# [WHAT YOU NEED TO DO]
Only the lines from the one with "Give me a plain-text" onward are wanted, through the last line of the entries, set down exactly.
***** RAW DATA *****
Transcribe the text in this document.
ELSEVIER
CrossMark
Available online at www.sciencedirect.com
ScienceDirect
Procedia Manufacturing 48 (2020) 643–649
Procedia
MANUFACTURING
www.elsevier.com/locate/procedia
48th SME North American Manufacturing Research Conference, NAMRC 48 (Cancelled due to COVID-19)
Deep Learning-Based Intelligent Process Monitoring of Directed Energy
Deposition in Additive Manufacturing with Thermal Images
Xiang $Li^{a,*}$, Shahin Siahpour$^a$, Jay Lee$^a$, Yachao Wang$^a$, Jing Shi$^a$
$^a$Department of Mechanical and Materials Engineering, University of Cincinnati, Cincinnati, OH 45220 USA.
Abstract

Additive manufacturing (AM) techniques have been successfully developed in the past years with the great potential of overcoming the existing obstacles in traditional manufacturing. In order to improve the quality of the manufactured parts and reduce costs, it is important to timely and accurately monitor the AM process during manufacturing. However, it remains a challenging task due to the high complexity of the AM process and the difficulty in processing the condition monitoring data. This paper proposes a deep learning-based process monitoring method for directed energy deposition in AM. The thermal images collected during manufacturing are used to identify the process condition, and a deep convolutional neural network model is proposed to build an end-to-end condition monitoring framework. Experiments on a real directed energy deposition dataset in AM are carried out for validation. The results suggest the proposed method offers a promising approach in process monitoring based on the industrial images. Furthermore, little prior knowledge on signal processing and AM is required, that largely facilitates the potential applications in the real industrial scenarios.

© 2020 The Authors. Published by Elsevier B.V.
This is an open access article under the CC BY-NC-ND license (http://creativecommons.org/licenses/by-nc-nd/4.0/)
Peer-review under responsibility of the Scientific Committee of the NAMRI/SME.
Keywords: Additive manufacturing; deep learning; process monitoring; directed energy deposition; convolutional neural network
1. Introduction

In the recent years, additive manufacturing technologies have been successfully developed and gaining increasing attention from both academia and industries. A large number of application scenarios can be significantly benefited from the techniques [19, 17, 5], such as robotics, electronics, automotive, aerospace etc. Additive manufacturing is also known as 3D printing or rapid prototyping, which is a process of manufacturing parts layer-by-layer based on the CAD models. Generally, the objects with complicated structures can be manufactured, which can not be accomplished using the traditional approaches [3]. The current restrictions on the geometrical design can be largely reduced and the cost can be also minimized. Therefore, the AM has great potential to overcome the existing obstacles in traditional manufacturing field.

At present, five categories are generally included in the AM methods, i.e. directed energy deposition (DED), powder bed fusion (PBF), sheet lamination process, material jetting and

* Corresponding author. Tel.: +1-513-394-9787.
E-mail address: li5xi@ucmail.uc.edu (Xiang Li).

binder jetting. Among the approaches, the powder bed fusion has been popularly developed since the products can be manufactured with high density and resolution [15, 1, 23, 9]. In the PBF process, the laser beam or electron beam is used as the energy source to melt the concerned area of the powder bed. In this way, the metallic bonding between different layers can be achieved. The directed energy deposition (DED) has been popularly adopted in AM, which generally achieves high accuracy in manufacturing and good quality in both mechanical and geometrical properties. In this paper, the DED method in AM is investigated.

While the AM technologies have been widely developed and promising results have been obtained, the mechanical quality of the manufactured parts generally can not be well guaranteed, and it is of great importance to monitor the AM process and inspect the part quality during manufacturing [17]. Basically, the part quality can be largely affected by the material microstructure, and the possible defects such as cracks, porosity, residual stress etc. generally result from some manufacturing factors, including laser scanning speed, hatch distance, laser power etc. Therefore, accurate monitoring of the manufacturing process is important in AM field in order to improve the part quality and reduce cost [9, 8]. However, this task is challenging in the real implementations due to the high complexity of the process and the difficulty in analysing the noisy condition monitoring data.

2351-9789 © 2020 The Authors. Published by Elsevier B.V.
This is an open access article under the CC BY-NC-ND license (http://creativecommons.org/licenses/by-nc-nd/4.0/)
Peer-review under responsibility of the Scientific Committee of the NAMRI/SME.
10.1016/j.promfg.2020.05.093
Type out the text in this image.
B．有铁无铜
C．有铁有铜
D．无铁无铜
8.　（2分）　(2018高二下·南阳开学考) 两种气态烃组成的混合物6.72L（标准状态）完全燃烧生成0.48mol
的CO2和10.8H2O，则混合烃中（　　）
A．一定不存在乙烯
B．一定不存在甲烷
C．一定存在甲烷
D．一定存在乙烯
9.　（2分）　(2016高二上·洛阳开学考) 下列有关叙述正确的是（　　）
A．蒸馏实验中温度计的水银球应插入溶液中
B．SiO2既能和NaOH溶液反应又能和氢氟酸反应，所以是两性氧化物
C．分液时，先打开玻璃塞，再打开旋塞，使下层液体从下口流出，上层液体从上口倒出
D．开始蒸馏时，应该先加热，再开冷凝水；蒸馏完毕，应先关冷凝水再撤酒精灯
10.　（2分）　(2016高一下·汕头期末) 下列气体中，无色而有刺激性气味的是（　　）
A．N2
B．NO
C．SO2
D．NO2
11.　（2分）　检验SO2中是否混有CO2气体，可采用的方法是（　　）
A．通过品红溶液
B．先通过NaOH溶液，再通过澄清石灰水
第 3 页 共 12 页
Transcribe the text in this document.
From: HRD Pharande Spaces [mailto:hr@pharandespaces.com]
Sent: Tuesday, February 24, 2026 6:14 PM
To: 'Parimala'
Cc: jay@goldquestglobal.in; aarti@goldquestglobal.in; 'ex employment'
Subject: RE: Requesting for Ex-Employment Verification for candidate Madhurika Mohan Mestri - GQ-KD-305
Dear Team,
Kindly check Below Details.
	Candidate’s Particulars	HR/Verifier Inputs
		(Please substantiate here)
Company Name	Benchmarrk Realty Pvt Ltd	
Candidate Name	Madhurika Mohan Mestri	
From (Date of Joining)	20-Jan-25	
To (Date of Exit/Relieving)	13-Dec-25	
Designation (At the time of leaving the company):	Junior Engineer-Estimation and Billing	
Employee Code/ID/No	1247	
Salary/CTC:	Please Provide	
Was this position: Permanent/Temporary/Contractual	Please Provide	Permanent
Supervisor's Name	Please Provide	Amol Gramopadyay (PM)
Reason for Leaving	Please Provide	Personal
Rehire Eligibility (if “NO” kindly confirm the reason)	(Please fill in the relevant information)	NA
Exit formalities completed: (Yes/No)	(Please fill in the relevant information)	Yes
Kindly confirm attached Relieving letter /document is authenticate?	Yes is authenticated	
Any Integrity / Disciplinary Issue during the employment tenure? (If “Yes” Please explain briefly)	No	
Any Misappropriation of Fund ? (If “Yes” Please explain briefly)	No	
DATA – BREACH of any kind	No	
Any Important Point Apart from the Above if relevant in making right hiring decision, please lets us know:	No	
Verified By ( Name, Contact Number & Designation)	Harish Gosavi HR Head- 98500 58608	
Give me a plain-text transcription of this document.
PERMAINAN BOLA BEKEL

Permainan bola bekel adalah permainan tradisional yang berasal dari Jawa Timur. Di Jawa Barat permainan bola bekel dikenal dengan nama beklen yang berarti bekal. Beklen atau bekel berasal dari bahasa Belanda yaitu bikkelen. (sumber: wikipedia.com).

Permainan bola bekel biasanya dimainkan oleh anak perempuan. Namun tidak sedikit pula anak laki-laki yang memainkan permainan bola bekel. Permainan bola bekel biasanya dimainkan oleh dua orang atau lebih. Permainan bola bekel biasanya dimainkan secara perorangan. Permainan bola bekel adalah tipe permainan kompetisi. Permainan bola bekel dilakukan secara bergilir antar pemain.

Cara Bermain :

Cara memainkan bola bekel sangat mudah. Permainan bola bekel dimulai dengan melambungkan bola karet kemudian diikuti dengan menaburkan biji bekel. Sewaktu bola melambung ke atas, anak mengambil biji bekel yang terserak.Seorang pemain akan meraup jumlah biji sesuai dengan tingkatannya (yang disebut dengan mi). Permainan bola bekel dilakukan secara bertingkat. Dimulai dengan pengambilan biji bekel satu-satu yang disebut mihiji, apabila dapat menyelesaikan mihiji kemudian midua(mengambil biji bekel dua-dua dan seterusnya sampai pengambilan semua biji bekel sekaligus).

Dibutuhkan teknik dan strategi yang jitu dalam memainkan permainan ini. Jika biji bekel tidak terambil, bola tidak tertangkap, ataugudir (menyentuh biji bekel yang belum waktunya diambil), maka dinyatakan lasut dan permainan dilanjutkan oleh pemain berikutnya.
*****
# [REPLY TO THE EXERCISE]
Give me a plain-text transcription of this document.
PERMAINAN BOLA BEKEL

Permainan bola bekel adalah permainan tradisional yang berasal dari Jawa Timur. Di Jawa Barat permainan bola bekel dikenal dengan nama beklen yang berarti bekal. Beklen atau bekel berasal dari bahasa Belanda yaitu bikkelen. (sumber: wikipedia.com).

Permainan bola bekel biasanya dimainkan oleh anak perempuan. Namun tidak sedikit pula anak laki-laki yang memainkan permainan bola bekel. Permainan bola bekel biasanya dimainkan oleh dua orang atau lebih. Permainan bola bekel biasanya dimainkan secara perorangan. Permainan bola bekel adalah tipe permainan kompetisi. Permainan bola bekel dilakukan secara bergilir antar pemain.

Cara Bermain :

Cara memainkan bola bekel sangat mudah. Permainan bola bekel dimulai dengan melambungkan bola karet kemudian diikuti dengan menaburkan biji bekel. Sewaktu bola melambung ke atas, anak mengambil biji bekel yang terserak.Seorang pemain akan meraup jumlah biji sesuai dengan tingkatannya (yang disebut dengan mi). Permainan bola bekel dilakukan secara bertingkat. Dimulai dengan pengambilan biji bekel satu-satu yang disebut mihiji, apabila dapat menyelesaikan mihiji kemudian midua(mengambil biji bekel dua-dua dan seterusnya sampai pengambilan semua biji bekel sekaligus).

Dibutuhkan teknik dan strategi yang jitu dalam memainkan permainan ini. Jika biji bekel tidak terambil, bola tidak tertangkap, ataugudir (menyentuh biji bekel yang belum waktunya diambil), maka dinyatakan lasut dan permainan dilanjutkan oleh pemain berikutnya.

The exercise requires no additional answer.